┌──
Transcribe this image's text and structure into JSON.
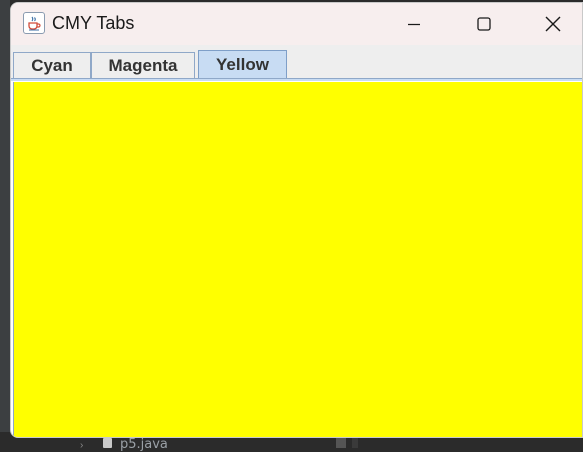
{
  "window": {
    "title": "CMY Tabs",
    "app_icon": "java-coffee-cup-icon"
  },
  "controls": {
    "minimize_icon": "minimize-icon",
    "maximize_icon": "maximize-icon",
    "close_icon": "close-icon"
  },
  "tabs": [
    {
      "label": "Cyan",
      "selected": false
    },
    {
      "label": "Magenta",
      "selected": false
    },
    {
      "label": "Yellow",
      "selected": true
    }
  ],
  "content": {
    "color": "#ffff00"
  },
  "background": {
    "file_label": "p5.java"
  }
}
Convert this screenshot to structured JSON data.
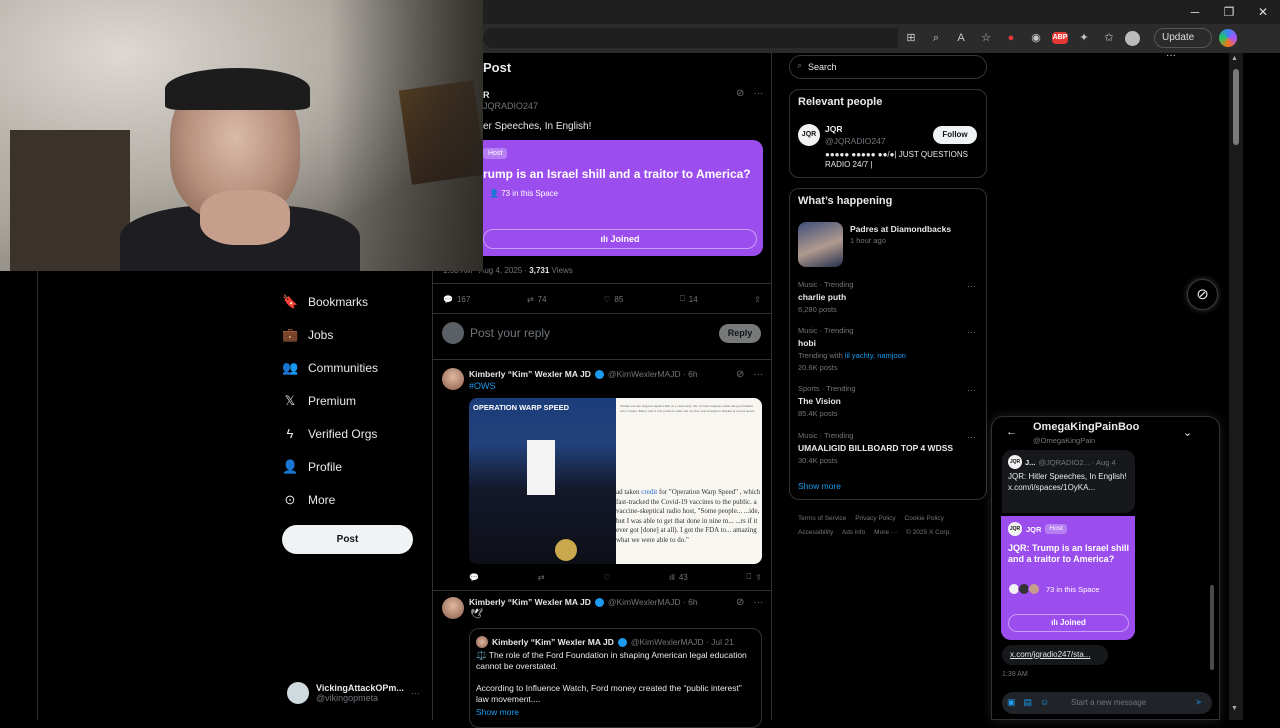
{
  "window": {
    "minimize": "─",
    "maximize": "❐",
    "close": "✕"
  },
  "browser": {
    "update_label": "Update",
    "more": "···"
  },
  "nav": {
    "items": [
      {
        "label": "Bookmarks",
        "icon": "bookmark-icon",
        "glyph": "🔖"
      },
      {
        "label": "Jobs",
        "icon": "briefcase-icon",
        "glyph": "💼"
      },
      {
        "label": "Communities",
        "icon": "people-icon",
        "glyph": "👥"
      },
      {
        "label": "Premium",
        "icon": "x-logo-icon",
        "glyph": "𝕏"
      },
      {
        "label": "Verified Orgs",
        "icon": "lightning-icon",
        "glyph": "ϟ"
      },
      {
        "label": "Profile",
        "icon": "person-icon",
        "glyph": "👤"
      },
      {
        "label": "More",
        "icon": "more-circle-icon",
        "glyph": "⊙"
      }
    ],
    "post_label": "Post",
    "account": {
      "name": "VickingAttackOPm...",
      "handle": "@vikingopmeta",
      "more": "···"
    }
  },
  "main": {
    "header": "Post",
    "op": {
      "name": "R",
      "handle": "JQRADIO247",
      "text": "er Speeches, In English!",
      "space": {
        "host_tag": "Host",
        "title": "rump is an Israel shill and a traitor to America?",
        "listening": "73 in this Space",
        "joined": "Joined"
      },
      "meta_time": "1:33 AM · Aug 4, 2025 · ",
      "views_count": "3,731",
      "views_label": " Views",
      "replies": "167",
      "reposts": "74",
      "likes": "85",
      "bookmarks": "14"
    },
    "reply": {
      "placeholder": "Post your reply",
      "button": "Reply"
    },
    "tweet1": {
      "name": "Kimberly “Kim” Wexler MA JD",
      "handle": "@KimWexlerMAJD · 6h",
      "hashtag": "#OWS",
      "photo_caption": "OPERATION WARP SPEED",
      "doc_small": "Trump was the targeted against him as a cautionary tale of what happens when the government cuts corners. Many said it was reckless when the vaccine was brought to market at record speed.",
      "doc_big_pre": "ad taken ",
      "doc_big_link": "credit",
      "doc_big_post": " for \"Operation Warp Speed\" , which fast-tracked the Covid-19 vaccines to the public. a vaccine-skeptical radio host, \"Some people... ...ide, but I was able to get that done in nine m... ...rs if it ever got [done] at all). I got the FDA to... amazing what we were able to do.\"",
      "views": "43"
    },
    "tweet2": {
      "name": "Kimberly “Kim” Wexler MA JD",
      "handle": "@KimWexlerMAJD · 6h",
      "emoji": "🕊",
      "quote": {
        "name": "Kimberly “Kim” Wexler MA JD",
        "handle": "@KimWexlerMAJD · Jul 21",
        "body1": "⚖️ The role of the Ford Foundation in shaping American legal education cannot be overstated.",
        "body2": "According to Influence Watch, Ford money created the “public interest” law movement....",
        "show_more": "Show more"
      }
    }
  },
  "sidebar": {
    "search_placeholder": "Search",
    "relevant": {
      "title": "Relevant people",
      "avatar_text": "JQR",
      "name": "JQR",
      "handle": "@JQRADIO247",
      "bio": "●●●●● ●●●●● ●●/●| JUST QUESTIONS RADIO 24/7 |",
      "follow": "Follow"
    },
    "happening": {
      "title": "What’s happening",
      "event": {
        "name": "Padres at Diamondbacks",
        "meta": "1 hour ago"
      },
      "trends": [
        {
          "cat": "Music · Trending",
          "name": "charlie puth",
          "sub": "6,280 posts"
        },
        {
          "cat": "Music · Trending",
          "name": "hobi",
          "sub_pre": "Trending with ",
          "sub_link": "lil yachty, namjoon",
          "sub": "20.6K posts"
        },
        {
          "cat": "Sports · Trending",
          "name": "The Vision",
          "sub": "85.4K posts"
        },
        {
          "cat": "Music · Trending",
          "name": "UMAALIGID BILLBOARD TOP 4 WDSS",
          "sub": "30.4K posts"
        }
      ],
      "show_more": "Show more"
    },
    "footer": [
      "Terms of Service",
      "Privacy Policy",
      "Cookie Policy",
      "Accessibility",
      "Ads info",
      "More ···",
      "© 2025 X Corp."
    ]
  },
  "dm": {
    "name": "OmegaKingPainBoo",
    "handle": "@OmegaKingPain",
    "msg1": {
      "avatar": "JQR",
      "name": "J...",
      "meta": "@JQRADIO2... · Aug 4",
      "text": "JQR: Hitler Speeches, In English! x.com/i/spaces/1OyKA..."
    },
    "space": {
      "avatar": "JQR",
      "name": "JQR",
      "host_tag": "Host",
      "title": "JQR: Trump is an Israel shill and a traitor to America?",
      "listening": "73 in this Space",
      "joined": "Joined"
    },
    "link": "x.com/jqradio247/sta...",
    "time": "1:39 AM",
    "compose_placeholder": "Start a new message"
  }
}
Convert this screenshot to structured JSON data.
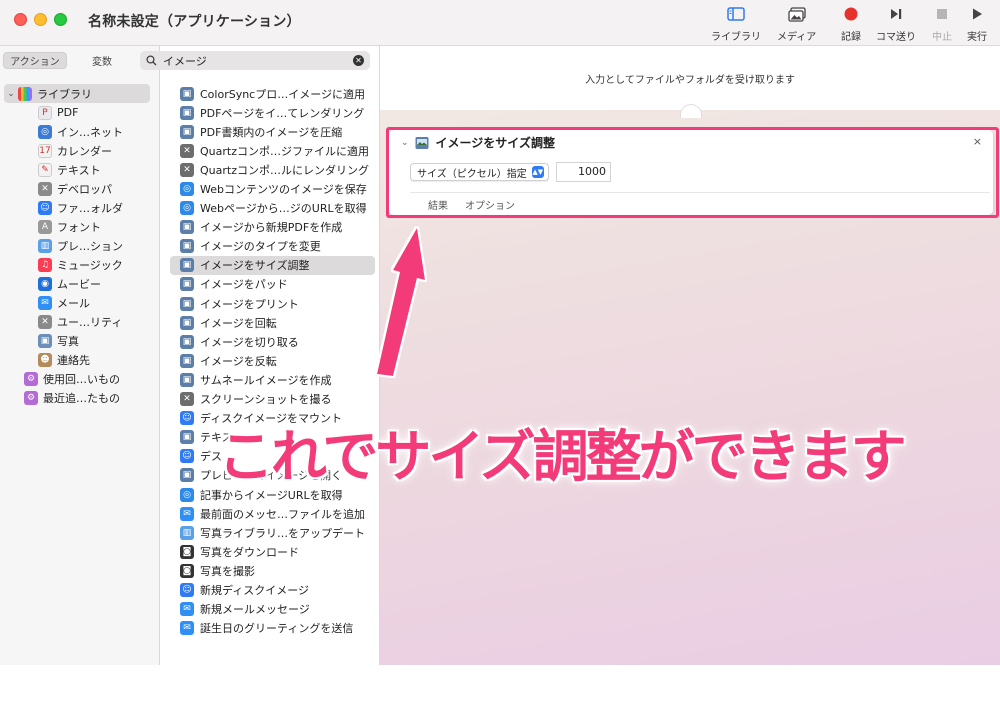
{
  "window": {
    "title": "名称未設定（アプリケーション）"
  },
  "toolbar": {
    "library_label": "ライブラリ",
    "media_label": "メディア",
    "record_label": "記録",
    "step_label": "コマ送り",
    "stop_label": "中止",
    "run_label": "実行"
  },
  "colors": {
    "accent": "#f23b78",
    "record": "#e5322d",
    "select_blue": "#2f7bf5"
  },
  "sidebar": {
    "tab_actions": "アクション",
    "tab_variables": "変数",
    "search_value": "イメージ",
    "library_root": "ライブラリ",
    "items": [
      {
        "label": "PDF",
        "icon": "pdf-icon",
        "color": "#e9e9ee"
      },
      {
        "label": "イン…ネット",
        "icon": "globe-icon",
        "color": "#3a7bd5"
      },
      {
        "label": "カレンダー",
        "icon": "calendar-icon",
        "color": "#f2f2f2"
      },
      {
        "label": "テキスト",
        "icon": "text-icon",
        "color": "#f2f2f2"
      },
      {
        "label": "デベロッパ",
        "icon": "tools-icon",
        "color": "#8a8a8a"
      },
      {
        "label": "ファ…ォルダ",
        "icon": "finder-icon",
        "color": "#2f7bf5"
      },
      {
        "label": "フォント",
        "icon": "font-icon",
        "color": "#999999"
      },
      {
        "label": "プレ…ション",
        "icon": "presentation-icon",
        "color": "#5aa0e8"
      },
      {
        "label": "ミュージック",
        "icon": "music-icon",
        "color": "#fa3c55"
      },
      {
        "label": "ムービー",
        "icon": "movie-icon",
        "color": "#1f6fd6"
      },
      {
        "label": "メール",
        "icon": "mail-icon",
        "color": "#2f8ff5"
      },
      {
        "label": "ユー…リティ",
        "icon": "utility-icon",
        "color": "#8a8a8a"
      },
      {
        "label": "写真",
        "icon": "photo-icon",
        "color": "#6b8fb7"
      },
      {
        "label": "連絡先",
        "icon": "contacts-icon",
        "color": "#b68a5a"
      }
    ],
    "smart_groups": [
      {
        "label": "使用回…いもの",
        "icon": "smart-folder-icon",
        "color": "#b36bd6"
      },
      {
        "label": "最近追…たもの",
        "icon": "smart-folder-icon",
        "color": "#b36bd6"
      }
    ]
  },
  "actions": {
    "selected_index": 9,
    "items": [
      {
        "label": "ColorSyncプロ…イメージに適用",
        "icon": "image-action-icon",
        "color": "#5b7fa8"
      },
      {
        "label": "PDFページをイ…てレンダリング",
        "icon": "image-action-icon",
        "color": "#5b7fa8"
      },
      {
        "label": "PDF書類内のイメージを圧縮",
        "icon": "image-action-icon",
        "color": "#5b7fa8"
      },
      {
        "label": "Quartzコンポ…ジファイルに適用",
        "icon": "tools-icon",
        "color": "#6d6d6d"
      },
      {
        "label": "Quartzコンポ…ルにレンダリング",
        "icon": "tools-icon",
        "color": "#6d6d6d"
      },
      {
        "label": "Webコンテンツのイメージを保存",
        "icon": "safari-icon",
        "color": "#2d8ae8"
      },
      {
        "label": "Webページから…ジのURLを取得",
        "icon": "safari-icon",
        "color": "#2d8ae8"
      },
      {
        "label": "イメージから新規PDFを作成",
        "icon": "image-action-icon",
        "color": "#5b7fa8"
      },
      {
        "label": "イメージのタイプを変更",
        "icon": "image-action-icon",
        "color": "#5b7fa8"
      },
      {
        "label": "イメージをサイズ調整",
        "icon": "image-action-icon",
        "color": "#5b7fa8"
      },
      {
        "label": "イメージをパッド",
        "icon": "image-action-icon",
        "color": "#5b7fa8"
      },
      {
        "label": "イメージをプリント",
        "icon": "image-action-icon",
        "color": "#5b7fa8"
      },
      {
        "label": "イメージを回転",
        "icon": "image-action-icon",
        "color": "#5b7fa8"
      },
      {
        "label": "イメージを切り取る",
        "icon": "image-action-icon",
        "color": "#5b7fa8"
      },
      {
        "label": "イメージを反転",
        "icon": "image-action-icon",
        "color": "#5b7fa8"
      },
      {
        "label": "サムネールイメージを作成",
        "icon": "image-action-icon",
        "color": "#5b7fa8"
      },
      {
        "label": "スクリーンショットを撮る",
        "icon": "tools-icon",
        "color": "#6d6d6d"
      },
      {
        "label": "ディスクイメージをマウント",
        "icon": "finder-icon",
        "color": "#2f7bf5"
      },
      {
        "label": "テキス",
        "icon": "image-action-icon",
        "color": "#5b7fa8"
      },
      {
        "label": "デス",
        "icon": "finder-icon",
        "color": "#2f7bf5"
      },
      {
        "label": "プレビューでイメージを開く",
        "icon": "image-action-icon",
        "color": "#5b7fa8"
      },
      {
        "label": "記事からイメージURLを取得",
        "icon": "safari-icon",
        "color": "#2d8ae8"
      },
      {
        "label": "最前面のメッセ…ファイルを追加",
        "icon": "mail-icon",
        "color": "#2f8ff5"
      },
      {
        "label": "写真ライブラリ…をアップデート",
        "icon": "presentation-icon",
        "color": "#5aa0e8"
      },
      {
        "label": "写真をダウンロード",
        "icon": "camera-icon",
        "color": "#333333"
      },
      {
        "label": "写真を撮影",
        "icon": "camera-icon",
        "color": "#333333"
      },
      {
        "label": "新規ディスクイメージ",
        "icon": "finder-icon",
        "color": "#2f7bf5"
      },
      {
        "label": "新規メールメッセージ",
        "icon": "mail-icon",
        "color": "#2f8ff5"
      },
      {
        "label": "誕生日のグリーティングを送信",
        "icon": "mail-icon",
        "color": "#2f8ff5"
      }
    ]
  },
  "workflow": {
    "input_hint": "入力としてファイルやフォルダを受け取ります",
    "card": {
      "title": "イメージをサイズ調整",
      "close": "×",
      "mode_select": "サイズ（ピクセル）指定",
      "size_value": "1000",
      "tab_results": "結果",
      "tab_options": "オプション"
    }
  },
  "annotation": {
    "text": "これでサイズ調整ができます"
  }
}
└──
Directions for this task:
Search the listing for the word "maximize". Copy every line in which it occurs.

Finished task:
    "maximize_icon": "maximize-icon",
    "maximize": "❐",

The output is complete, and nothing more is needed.